==== Records for this task
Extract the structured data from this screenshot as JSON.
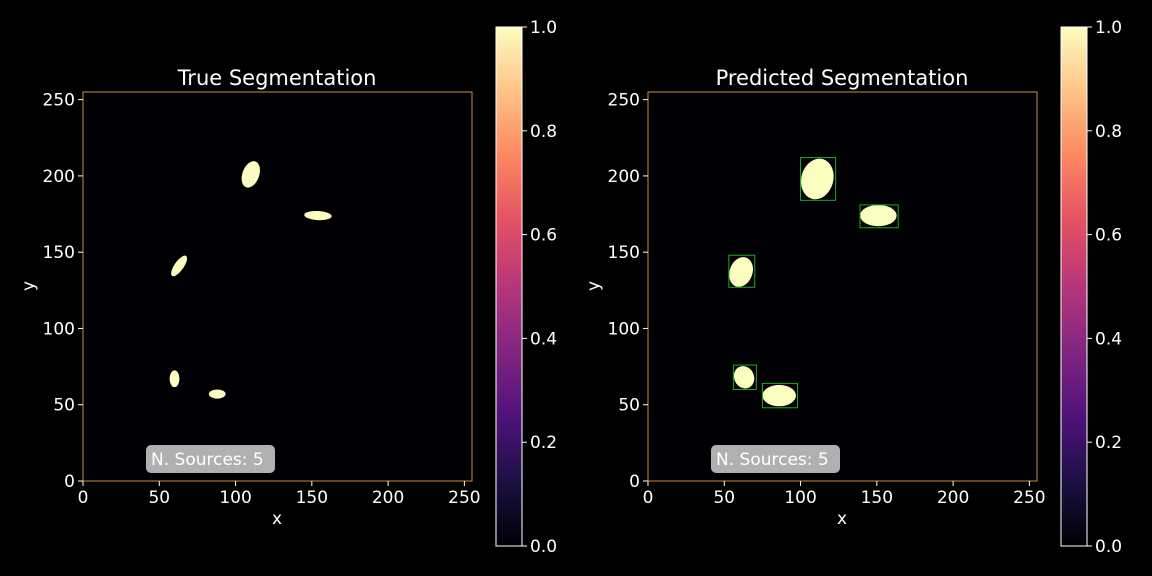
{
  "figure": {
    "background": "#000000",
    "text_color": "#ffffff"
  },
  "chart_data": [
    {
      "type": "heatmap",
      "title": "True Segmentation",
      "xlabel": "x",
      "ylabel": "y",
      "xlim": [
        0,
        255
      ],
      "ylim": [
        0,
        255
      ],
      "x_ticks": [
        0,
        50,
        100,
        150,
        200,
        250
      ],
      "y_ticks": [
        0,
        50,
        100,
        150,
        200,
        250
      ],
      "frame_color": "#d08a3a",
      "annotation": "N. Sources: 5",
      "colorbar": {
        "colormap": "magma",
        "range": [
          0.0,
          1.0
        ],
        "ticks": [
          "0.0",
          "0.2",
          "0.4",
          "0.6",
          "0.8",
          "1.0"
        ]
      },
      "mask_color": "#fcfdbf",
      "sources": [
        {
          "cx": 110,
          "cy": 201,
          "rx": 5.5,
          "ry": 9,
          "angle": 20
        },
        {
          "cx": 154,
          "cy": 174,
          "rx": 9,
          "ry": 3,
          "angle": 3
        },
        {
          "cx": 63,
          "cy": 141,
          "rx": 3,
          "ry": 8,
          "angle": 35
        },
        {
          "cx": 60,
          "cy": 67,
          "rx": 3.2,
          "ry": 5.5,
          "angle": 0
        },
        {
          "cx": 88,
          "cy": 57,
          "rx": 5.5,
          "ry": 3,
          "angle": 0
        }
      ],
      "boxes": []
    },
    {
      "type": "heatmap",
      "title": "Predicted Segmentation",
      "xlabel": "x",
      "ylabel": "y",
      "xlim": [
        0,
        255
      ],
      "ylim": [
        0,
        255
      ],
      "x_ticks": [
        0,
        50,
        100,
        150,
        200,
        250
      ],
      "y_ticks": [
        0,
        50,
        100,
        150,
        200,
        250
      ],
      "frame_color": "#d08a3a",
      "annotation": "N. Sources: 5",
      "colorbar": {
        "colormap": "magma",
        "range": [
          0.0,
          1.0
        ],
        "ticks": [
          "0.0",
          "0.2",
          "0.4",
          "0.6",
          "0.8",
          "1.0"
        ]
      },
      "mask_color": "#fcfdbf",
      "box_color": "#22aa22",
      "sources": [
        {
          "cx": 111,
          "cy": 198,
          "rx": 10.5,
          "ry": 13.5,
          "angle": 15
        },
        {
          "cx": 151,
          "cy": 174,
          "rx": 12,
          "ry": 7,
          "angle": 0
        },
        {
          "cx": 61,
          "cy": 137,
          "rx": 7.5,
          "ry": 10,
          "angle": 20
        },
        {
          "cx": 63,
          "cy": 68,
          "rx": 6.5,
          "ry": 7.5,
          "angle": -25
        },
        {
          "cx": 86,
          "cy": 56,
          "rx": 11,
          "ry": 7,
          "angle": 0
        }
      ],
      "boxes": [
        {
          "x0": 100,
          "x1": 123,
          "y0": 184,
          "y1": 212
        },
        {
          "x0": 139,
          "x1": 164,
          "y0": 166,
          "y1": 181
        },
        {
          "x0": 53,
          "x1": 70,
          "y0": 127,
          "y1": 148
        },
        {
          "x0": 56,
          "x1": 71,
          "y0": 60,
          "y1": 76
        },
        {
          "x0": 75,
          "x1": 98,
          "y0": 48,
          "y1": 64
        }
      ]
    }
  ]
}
========
§ Short task: Copy out all the data exactly; skip the pictures.

§ Full output:
Extract the structured data from this screenshot as JSON.
{
  "figure": {
    "background": "#000000",
    "text_color": "#ffffff"
  },
  "chart_data": [
    {
      "type": "heatmap",
      "title": "True Segmentation",
      "xlabel": "x",
      "ylabel": "y",
      "xlim": [
        0,
        255
      ],
      "ylim": [
        0,
        255
      ],
      "x_ticks": [
        0,
        50,
        100,
        150,
        200,
        250
      ],
      "y_ticks": [
        0,
        50,
        100,
        150,
        200,
        250
      ],
      "frame_color": "#d08a3a",
      "annotation": "N. Sources: 5",
      "colorbar": {
        "colormap": "magma",
        "range": [
          0.0,
          1.0
        ],
        "ticks": [
          "0.0",
          "0.2",
          "0.4",
          "0.6",
          "0.8",
          "1.0"
        ]
      },
      "mask_color": "#fcfdbf",
      "sources": [
        {
          "cx": 110,
          "cy": 201,
          "rx": 5.5,
          "ry": 9,
          "angle": 20
        },
        {
          "cx": 154,
          "cy": 174,
          "rx": 9,
          "ry": 3,
          "angle": 3
        },
        {
          "cx": 63,
          "cy": 141,
          "rx": 3,
          "ry": 8,
          "angle": 35
        },
        {
          "cx": 60,
          "cy": 67,
          "rx": 3.2,
          "ry": 5.5,
          "angle": 0
        },
        {
          "cx": 88,
          "cy": 57,
          "rx": 5.5,
          "ry": 3,
          "angle": 0
        }
      ],
      "boxes": []
    },
    {
      "type": "heatmap",
      "title": "Predicted Segmentation",
      "xlabel": "x",
      "ylabel": "y",
      "xlim": [
        0,
        255
      ],
      "ylim": [
        0,
        255
      ],
      "x_ticks": [
        0,
        50,
        100,
        150,
        200,
        250
      ],
      "y_ticks": [
        0,
        50,
        100,
        150,
        200,
        250
      ],
      "frame_color": "#d08a3a",
      "annotation": "N. Sources: 5",
      "colorbar": {
        "colormap": "magma",
        "range": [
          0.0,
          1.0
        ],
        "ticks": [
          "0.0",
          "0.2",
          "0.4",
          "0.6",
          "0.8",
          "1.0"
        ]
      },
      "mask_color": "#fcfdbf",
      "box_color": "#22aa22",
      "sources": [
        {
          "cx": 111,
          "cy": 198,
          "rx": 10.5,
          "ry": 13.5,
          "angle": 15
        },
        {
          "cx": 151,
          "cy": 174,
          "rx": 12,
          "ry": 7,
          "angle": 0
        },
        {
          "cx": 61,
          "cy": 137,
          "rx": 7.5,
          "ry": 10,
          "angle": 20
        },
        {
          "cx": 63,
          "cy": 68,
          "rx": 6.5,
          "ry": 7.5,
          "angle": -25
        },
        {
          "cx": 86,
          "cy": 56,
          "rx": 11,
          "ry": 7,
          "angle": 0
        }
      ],
      "boxes": [
        {
          "x0": 100,
          "x1": 123,
          "y0": 184,
          "y1": 212
        },
        {
          "x0": 139,
          "x1": 164,
          "y0": 166,
          "y1": 181
        },
        {
          "x0": 53,
          "x1": 70,
          "y0": 127,
          "y1": 148
        },
        {
          "x0": 56,
          "x1": 71,
          "y0": 60,
          "y1": 76
        },
        {
          "x0": 75,
          "x1": 98,
          "y0": 48,
          "y1": 64
        }
      ]
    }
  ]
}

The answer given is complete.